_What the exercise asks_:
What follows is a set of records, each of which is to be written out exactly.
↓
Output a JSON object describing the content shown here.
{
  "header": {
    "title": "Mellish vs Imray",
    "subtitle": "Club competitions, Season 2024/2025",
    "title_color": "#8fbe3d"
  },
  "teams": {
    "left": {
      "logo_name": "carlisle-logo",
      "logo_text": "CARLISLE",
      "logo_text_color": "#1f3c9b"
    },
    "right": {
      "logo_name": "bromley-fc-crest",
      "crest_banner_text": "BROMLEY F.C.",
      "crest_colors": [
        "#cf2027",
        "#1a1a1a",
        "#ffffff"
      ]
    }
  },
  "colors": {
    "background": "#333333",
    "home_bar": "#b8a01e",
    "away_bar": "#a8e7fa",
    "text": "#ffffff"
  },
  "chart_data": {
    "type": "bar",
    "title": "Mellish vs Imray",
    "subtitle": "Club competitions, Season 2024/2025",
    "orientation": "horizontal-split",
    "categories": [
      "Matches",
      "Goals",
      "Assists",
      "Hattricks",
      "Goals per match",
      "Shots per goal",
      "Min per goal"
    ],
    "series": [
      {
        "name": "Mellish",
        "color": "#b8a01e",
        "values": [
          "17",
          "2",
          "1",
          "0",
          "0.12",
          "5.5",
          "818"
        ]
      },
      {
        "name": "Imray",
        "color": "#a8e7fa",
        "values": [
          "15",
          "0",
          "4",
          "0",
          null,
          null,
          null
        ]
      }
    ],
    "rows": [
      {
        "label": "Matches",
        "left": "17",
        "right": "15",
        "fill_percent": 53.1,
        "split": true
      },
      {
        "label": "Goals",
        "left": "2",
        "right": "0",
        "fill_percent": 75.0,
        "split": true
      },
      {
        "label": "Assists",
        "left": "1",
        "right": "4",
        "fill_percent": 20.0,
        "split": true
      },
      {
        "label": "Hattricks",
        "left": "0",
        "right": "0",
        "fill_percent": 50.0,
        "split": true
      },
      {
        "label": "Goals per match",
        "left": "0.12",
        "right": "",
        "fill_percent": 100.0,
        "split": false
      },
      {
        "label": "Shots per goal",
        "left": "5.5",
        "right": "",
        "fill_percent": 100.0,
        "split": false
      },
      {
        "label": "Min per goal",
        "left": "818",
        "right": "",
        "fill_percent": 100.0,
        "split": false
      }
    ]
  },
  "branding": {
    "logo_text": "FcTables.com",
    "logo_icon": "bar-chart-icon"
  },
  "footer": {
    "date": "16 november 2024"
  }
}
↑
_Right answer_:
Output a JSON object describing the content shown here.
{
  "header": {
    "title": "Mellish vs Imray",
    "subtitle": "Club competitions, Season 2024/2025",
    "title_color": "#8fbe3d"
  },
  "teams": {
    "left": {
      "logo_name": "carlisle-logo",
      "logo_text": "CARLISLE",
      "logo_text_color": "#1f3c9b"
    },
    "right": {
      "logo_name": "bromley-fc-crest",
      "crest_banner_text": "BROMLEY F.C.",
      "crest_colors": [
        "#cf2027",
        "#1a1a1a",
        "#ffffff"
      ]
    }
  },
  "colors": {
    "background": "#333333",
    "home_bar": "#b8a01e",
    "away_bar": "#a8e7fa",
    "text": "#ffffff"
  },
  "chart_data": {
    "type": "bar",
    "title": "Mellish vs Imray",
    "subtitle": "Club competitions, Season 2024/2025",
    "orientation": "horizontal-split",
    "categories": [
      "Matches",
      "Goals",
      "Assists",
      "Hattricks",
      "Goals per match",
      "Shots per goal",
      "Min per goal"
    ],
    "series": [
      {
        "name": "Mellish",
        "color": "#b8a01e",
        "values": [
          "17",
          "2",
          "1",
          "0",
          "0.12",
          "5.5",
          "818"
        ]
      },
      {
        "name": "Imray",
        "color": "#a8e7fa",
        "values": [
          "15",
          "0",
          "4",
          "0",
          null,
          null,
          null
        ]
      }
    ],
    "rows": [
      {
        "label": "Matches",
        "left": "17",
        "right": "15",
        "fill_percent": 53.1,
        "split": true
      },
      {
        "label": "Goals",
        "left": "2",
        "right": "0",
        "fill_percent": 75.0,
        "split": true
      },
      {
        "label": "Assists",
        "left": "1",
        "right": "4",
        "fill_percent": 20.0,
        "split": true
      },
      {
        "label": "Hattricks",
        "left": "0",
        "right": "0",
        "fill_percent": 50.0,
        "split": true
      },
      {
        "label": "Goals per match",
        "left": "0.12",
        "right": "",
        "fill_percent": 100.0,
        "split": false
      },
      {
        "label": "Shots per goal",
        "left": "5.5",
        "right": "",
        "fill_percent": 100.0,
        "split": false
      },
      {
        "label": "Min per goal",
        "left": "818",
        "right": "",
        "fill_percent": 100.0,
        "split": false
      }
    ]
  },
  "branding": {
    "logo_text": "FcTables.com",
    "logo_icon": "bar-chart-icon"
  },
  "footer": {
    "date": "16 november 2024"
  }
}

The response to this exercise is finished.